(Stored data)

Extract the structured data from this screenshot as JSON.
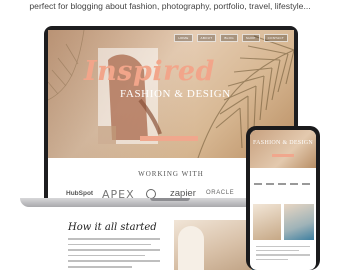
{
  "caption": "perfect for blogging about fashion, photography, portfolio, travel, lifestyle...",
  "site": {
    "nav": [
      "HOME",
      "ABOUT",
      "BLOG",
      "SHOP",
      "CONTACT"
    ],
    "hero_title": "Inspired",
    "hero_subtitle": "FASHION & DESIGN",
    "working_with": "WORKING WITH",
    "logos": {
      "hubspot": "HubSpot",
      "apex": "APEX",
      "zapier": "zapier",
      "oracle": "ORACLE"
    },
    "section_title": "How it all started"
  },
  "phone": {
    "hero_title": "FASHION & DESIGN"
  },
  "colors": {
    "accent": "#f0a78d",
    "device": "#1d1d1f"
  }
}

● **WORK TO BE COMPLETED**: State how many lines of the listing hold the string "DESIGN"; reply with the number and nothing else.

● **WRITTEN RESPONSE**: 2